■ REQUEST
Can you output the material exactly as written, minus any pictures it holds?
(begin)
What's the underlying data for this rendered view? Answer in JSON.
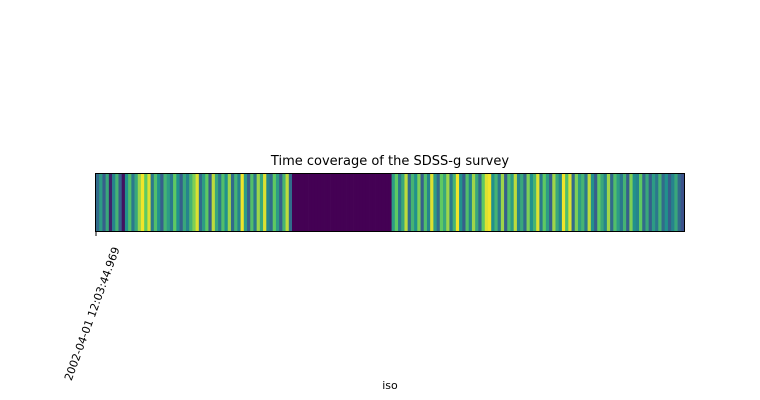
{
  "chart_data": {
    "type": "heatmap",
    "title": "Time coverage of the SDSS-g survey",
    "xlabel": "iso",
    "ylabel": "",
    "x_tick_labels": [
      "2002-04-01 12:03:44.969"
    ],
    "colormap": "viridis",
    "value_range": [
      0,
      1
    ],
    "grid": false,
    "legend": "none",
    "values": [
      0.35,
      0.55,
      0.3,
      0.6,
      0.1,
      0.45,
      0.65,
      0.3,
      0.05,
      0.5,
      0.7,
      0.4,
      0.6,
      0.85,
      0.98,
      0.75,
      0.95,
      0.4,
      0.7,
      0.5,
      0.3,
      0.65,
      0.55,
      0.4,
      0.75,
      0.5,
      0.3,
      0.6,
      0.45,
      0.65,
      0.8,
      0.95,
      0.35,
      0.55,
      0.75,
      0.3,
      0.9,
      0.6,
      0.4,
      0.7,
      0.5,
      0.85,
      0.35,
      0.65,
      0.45,
      0.98,
      0.55,
      0.3,
      0.7,
      0.4,
      0.85,
      0.6,
      0.95,
      0.45,
      0.35,
      0.75,
      0.55,
      0.3,
      0.65,
      0.9,
      0.35,
      0.0,
      0.0,
      0.0,
      0.0,
      0.0,
      0.0,
      0.0,
      0.0,
      0.0,
      0.0,
      0.0,
      0.0,
      0.0,
      0.0,
      0.0,
      0.0,
      0.0,
      0.0,
      0.0,
      0.0,
      0.0,
      0.0,
      0.0,
      0.0,
      0.0,
      0.0,
      0.0,
      0.0,
      0.0,
      0.0,
      0.0,
      0.55,
      0.75,
      0.4,
      0.6,
      0.9,
      0.35,
      0.65,
      0.5,
      0.8,
      0.3,
      0.7,
      0.45,
      0.95,
      0.55,
      0.35,
      0.75,
      0.6,
      0.85,
      0.4,
      0.65,
      0.98,
      0.5,
      0.3,
      0.7,
      0.45,
      0.85,
      0.6,
      0.35,
      0.75,
      0.95,
      0.98,
      0.5,
      0.65,
      0.4,
      0.85,
      0.3,
      0.7,
      0.55,
      0.9,
      0.45,
      0.6,
      0.35,
      0.8,
      0.5,
      0.65,
      0.95,
      0.4,
      0.75,
      0.55,
      0.3,
      0.85,
      0.6,
      0.45,
      0.98,
      0.7,
      0.95,
      0.35,
      0.8,
      0.55,
      0.65,
      0.4,
      0.9,
      0.5,
      0.3,
      0.75,
      0.6,
      0.45,
      0.85,
      0.35,
      0.7,
      0.55,
      0.4,
      0.65,
      0.3,
      0.8,
      0.5,
      0.45,
      0.75,
      0.35,
      0.6,
      0.3,
      0.55,
      0.4,
      0.65,
      0.35,
      0.5,
      0.3,
      0.45,
      0.6,
      0.35,
      0.25
    ]
  }
}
(end)
■ RESULT OF THE TASK
What's the underlying data for this rendered view? Answer in JSON.
{
  "chart_data": {
    "type": "heatmap",
    "title": "Time coverage of the SDSS-g survey",
    "xlabel": "iso",
    "ylabel": "",
    "x_tick_labels": [
      "2002-04-01 12:03:44.969"
    ],
    "colormap": "viridis",
    "value_range": [
      0,
      1
    ],
    "grid": false,
    "legend": "none",
    "values": [
      0.35,
      0.55,
      0.3,
      0.6,
      0.1,
      0.45,
      0.65,
      0.3,
      0.05,
      0.5,
      0.7,
      0.4,
      0.6,
      0.85,
      0.98,
      0.75,
      0.95,
      0.4,
      0.7,
      0.5,
      0.3,
      0.65,
      0.55,
      0.4,
      0.75,
      0.5,
      0.3,
      0.6,
      0.45,
      0.65,
      0.8,
      0.95,
      0.35,
      0.55,
      0.75,
      0.3,
      0.9,
      0.6,
      0.4,
      0.7,
      0.5,
      0.85,
      0.35,
      0.65,
      0.45,
      0.98,
      0.55,
      0.3,
      0.7,
      0.4,
      0.85,
      0.6,
      0.95,
      0.45,
      0.35,
      0.75,
      0.55,
      0.3,
      0.65,
      0.9,
      0.35,
      0.0,
      0.0,
      0.0,
      0.0,
      0.0,
      0.0,
      0.0,
      0.0,
      0.0,
      0.0,
      0.0,
      0.0,
      0.0,
      0.0,
      0.0,
      0.0,
      0.0,
      0.0,
      0.0,
      0.0,
      0.0,
      0.0,
      0.0,
      0.0,
      0.0,
      0.0,
      0.0,
      0.0,
      0.0,
      0.0,
      0.0,
      0.55,
      0.75,
      0.4,
      0.6,
      0.9,
      0.35,
      0.65,
      0.5,
      0.8,
      0.3,
      0.7,
      0.45,
      0.95,
      0.55,
      0.35,
      0.75,
      0.6,
      0.85,
      0.4,
      0.65,
      0.98,
      0.5,
      0.3,
      0.7,
      0.45,
      0.85,
      0.6,
      0.35,
      0.75,
      0.95,
      0.98,
      0.5,
      0.65,
      0.4,
      0.85,
      0.3,
      0.7,
      0.55,
      0.9,
      0.45,
      0.6,
      0.35,
      0.8,
      0.5,
      0.65,
      0.95,
      0.4,
      0.75,
      0.55,
      0.3,
      0.85,
      0.6,
      0.45,
      0.98,
      0.7,
      0.95,
      0.35,
      0.8,
      0.55,
      0.65,
      0.4,
      0.9,
      0.5,
      0.3,
      0.75,
      0.6,
      0.45,
      0.85,
      0.35,
      0.7,
      0.55,
      0.4,
      0.65,
      0.3,
      0.8,
      0.5,
      0.45,
      0.75,
      0.35,
      0.6,
      0.3,
      0.55,
      0.4,
      0.65,
      0.35,
      0.5,
      0.3,
      0.45,
      0.6,
      0.35,
      0.25
    ]
  }
}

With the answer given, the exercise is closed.